** begin **

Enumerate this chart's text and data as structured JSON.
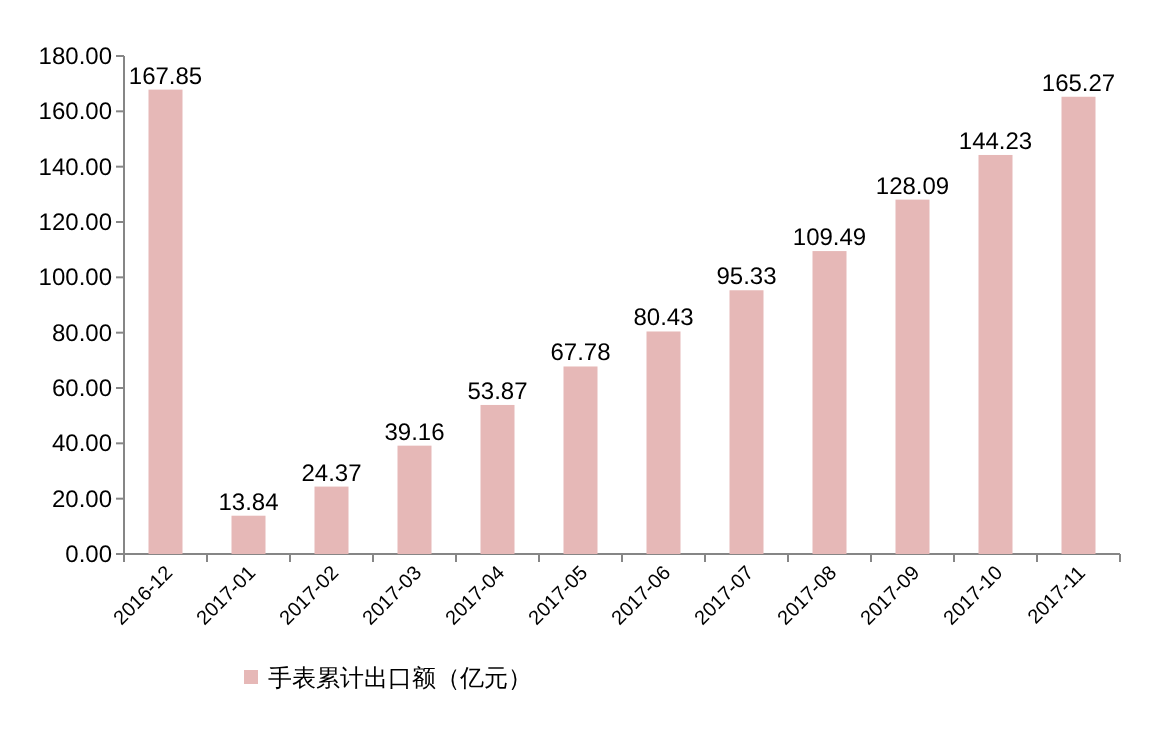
{
  "chart_data": {
    "type": "bar",
    "categories": [
      "2016-12",
      "2017-01",
      "2017-02",
      "2017-03",
      "2017-04",
      "2017-05",
      "2017-06",
      "2017-07",
      "2017-08",
      "2017-09",
      "2017-10",
      "2017-11"
    ],
    "series": [
      {
        "name": "手表累计出口额（亿元）",
        "color": "#e6b8b7",
        "values": [
          167.85,
          13.84,
          24.37,
          39.16,
          53.87,
          67.78,
          80.43,
          95.33,
          109.49,
          128.09,
          144.23,
          165.27
        ]
      }
    ],
    "ylim": [
      0,
      180
    ],
    "yticks": [
      {
        "value": 0,
        "label": "0.00"
      },
      {
        "value": 20,
        "label": "20.00"
      },
      {
        "value": 40,
        "label": "40.00"
      },
      {
        "value": 60,
        "label": "60.00"
      },
      {
        "value": 80,
        "label": "80.00"
      },
      {
        "value": 100,
        "label": "100.00"
      },
      {
        "value": 120,
        "label": "120.00"
      },
      {
        "value": 140,
        "label": "140.00"
      },
      {
        "value": 160,
        "label": "160.00"
      },
      {
        "value": 180,
        "label": "180.00"
      }
    ],
    "data_labels": true,
    "legend": "bottom",
    "grid": false
  }
}
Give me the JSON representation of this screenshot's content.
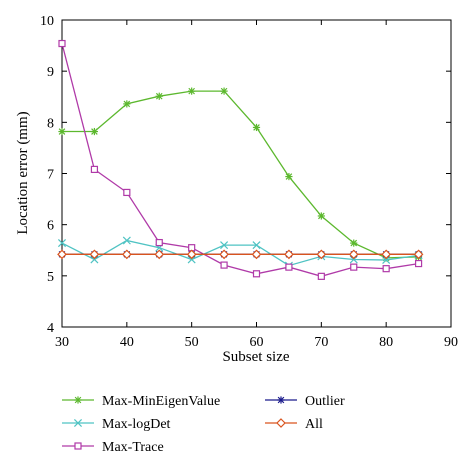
{
  "chart_data": {
    "type": "line",
    "title": "",
    "xlabel": "Subset size",
    "ylabel": "Location error (mm)",
    "xlim": [
      30,
      90
    ],
    "ylim": [
      4,
      10
    ],
    "xticks": [
      30,
      40,
      50,
      60,
      70,
      80,
      90
    ],
    "yticks": [
      4,
      5,
      6,
      7,
      8,
      9,
      10
    ],
    "grid": false,
    "legend_position": "below",
    "x": [
      30,
      35,
      40,
      45,
      50,
      55,
      60,
      65,
      70,
      75,
      80,
      85
    ],
    "series": [
      {
        "name": "Max-MinEigenValue",
        "color": "#5cb82e",
        "marker": "asterisk",
        "values": [
          7.82,
          7.82,
          8.36,
          8.51,
          8.61,
          8.61,
          7.9,
          6.94,
          6.17,
          5.64,
          5.35,
          5.37
        ]
      },
      {
        "name": "Max-logDet",
        "color": "#4fc3c3",
        "marker": "x",
        "values": [
          5.64,
          5.32,
          5.69,
          5.55,
          5.32,
          5.6,
          5.6,
          5.2,
          5.38,
          5.32,
          5.31,
          5.4
        ]
      },
      {
        "name": "Max-Trace",
        "color": "#b03aa8",
        "marker": "square",
        "values": [
          9.54,
          7.08,
          6.63,
          5.65,
          5.55,
          5.21,
          5.04,
          5.17,
          4.99,
          5.17,
          5.14,
          5.24
        ]
      },
      {
        "name": "Outlier",
        "color": "#1a1a8c",
        "marker": "asterisk",
        "values": [
          5.42,
          5.42,
          5.42,
          5.42,
          5.42,
          5.42,
          5.42,
          5.42,
          5.42,
          5.42,
          5.42,
          5.42
        ]
      },
      {
        "name": "All",
        "color": "#d9541e",
        "marker": "diamond",
        "values": [
          5.42,
          5.42,
          5.42,
          5.42,
          5.42,
          5.42,
          5.42,
          5.42,
          5.42,
          5.42,
          5.42,
          5.42
        ]
      }
    ],
    "legend": {
      "columns": [
        [
          "Max-MinEigenValue",
          "Max-logDet",
          "Max-Trace"
        ],
        [
          "Outlier",
          "All"
        ]
      ]
    }
  }
}
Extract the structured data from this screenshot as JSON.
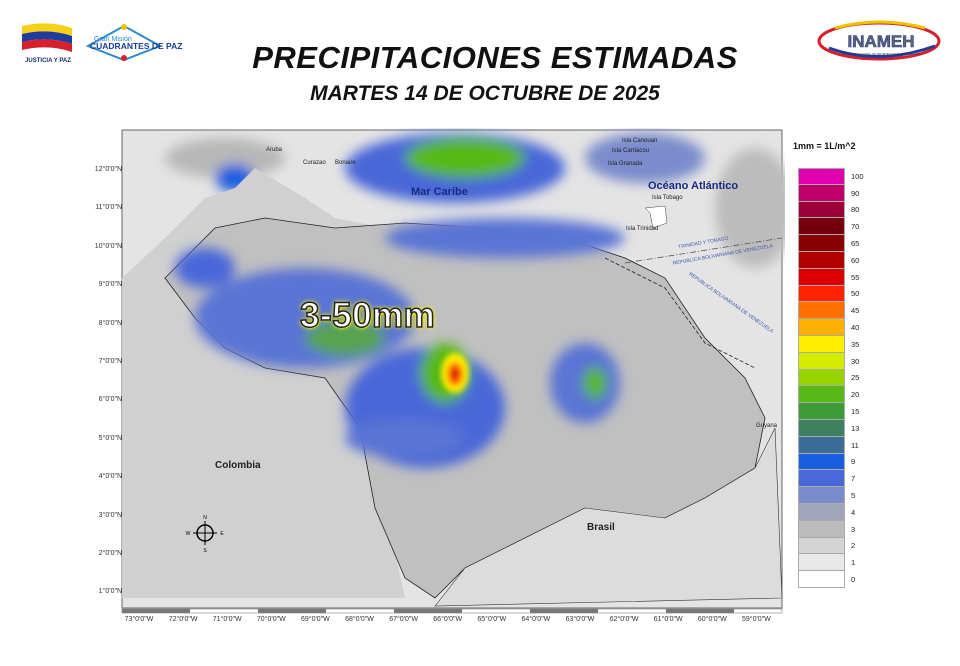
{
  "header": {
    "title": "PRECIPITACIONES ESTIMADAS",
    "subtitle": "MARTES 14 DE OCTUBRE DE 2025",
    "logo_left_text": "JUSTICIA Y PAZ",
    "logo_mid_text_1": "Gran Misión",
    "logo_mid_text_2": "CUADRANTES DE PAZ",
    "logo_right_text": "INAMEH",
    "logo_right_subtext": "INSTITUTO NACIONAL DE METEOROLOGÍA E HIDROLOGÍA"
  },
  "map": {
    "headline": "3-50mm",
    "labels": {
      "mar_caribe": "Mar Caribe",
      "oceano": "Océano Atlántico",
      "colombia": "Colombia",
      "brasil": "Brasil",
      "guyana": "Guyana",
      "aruba": "Aruba",
      "curazao": "Curazao",
      "bonaire": "Bonaire",
      "canouan": "Isla Canouan",
      "carriacou": "Isla Carriacou",
      "granada": "Isla Granada",
      "tobago": "Isla Tobago",
      "trinidad": "Isla Trinidad",
      "border1": "TRINIDAD Y TOBAGO",
      "border2": "REPUBLICA BOLIVARIANA DE VENEZUELA",
      "border3": "REPUBLICA BOLIVARIANA DE VENEZUELA"
    },
    "compass": {
      "n": "N",
      "s": "S",
      "e": "E",
      "w": "W"
    },
    "lat_ticks": [
      "12°0'0\"N",
      "11°0'0\"N",
      "10°0'0\"N",
      "9°0'0\"N",
      "8°0'0\"N",
      "7°0'0\"N",
      "6°0'0\"N",
      "5°0'0\"N",
      "4°0'0\"N",
      "3°0'0\"N",
      "2°0'0\"N",
      "1°0'0\"N"
    ],
    "lon_ticks": [
      "73°0'0\"W",
      "72°0'0\"W",
      "71°0'0\"W",
      "70°0'0\"W",
      "69°0'0\"W",
      "68°0'0\"W",
      "67°0'0\"W",
      "66°0'0\"W",
      "65°0'0\"W",
      "64°0'0\"W",
      "63°0'0\"W",
      "62°0'0\"W",
      "61°0'0\"W",
      "60°0'0\"W",
      "59°0'0\"W"
    ]
  },
  "legend": {
    "unit": "1mm = 1L/m^2",
    "items": [
      {
        "value": "100",
        "color": "#e000b0"
      },
      {
        "value": "90",
        "color": "#c0006a"
      },
      {
        "value": "80",
        "color": "#9c0038"
      },
      {
        "value": "70",
        "color": "#74000e"
      },
      {
        "value": "65",
        "color": "#880000"
      },
      {
        "value": "60",
        "color": "#b00000"
      },
      {
        "value": "55",
        "color": "#dc0000"
      },
      {
        "value": "50",
        "color": "#ff2200"
      },
      {
        "value": "45",
        "color": "#ff7000"
      },
      {
        "value": "40",
        "color": "#ffb000"
      },
      {
        "value": "35",
        "color": "#ffee00"
      },
      {
        "value": "30",
        "color": "#d4ec00"
      },
      {
        "value": "25",
        "color": "#98d400"
      },
      {
        "value": "20",
        "color": "#58b818"
      },
      {
        "value": "15",
        "color": "#3c9c38"
      },
      {
        "value": "13",
        "color": "#3e8060"
      },
      {
        "value": "11",
        "color": "#3c6c98"
      },
      {
        "value": "9",
        "color": "#1a5ee0"
      },
      {
        "value": "7",
        "color": "#4a68d8"
      },
      {
        "value": "5",
        "color": "#7a8ccc"
      },
      {
        "value": "4",
        "color": "#a2a6bc"
      },
      {
        "value": "3",
        "color": "#bcbcbc"
      },
      {
        "value": "2",
        "color": "#d4d4d4"
      },
      {
        "value": "1",
        "color": "#e8e8e8"
      },
      {
        "value": "0",
        "color": "#ffffff"
      }
    ]
  }
}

** end **

List all lines from the entries that include the word "JSON".

Enumerate this chart's text and data as structured JSON.
Give me the JSON representation of this screenshot's content.
Extract the structured data from this screenshot as JSON.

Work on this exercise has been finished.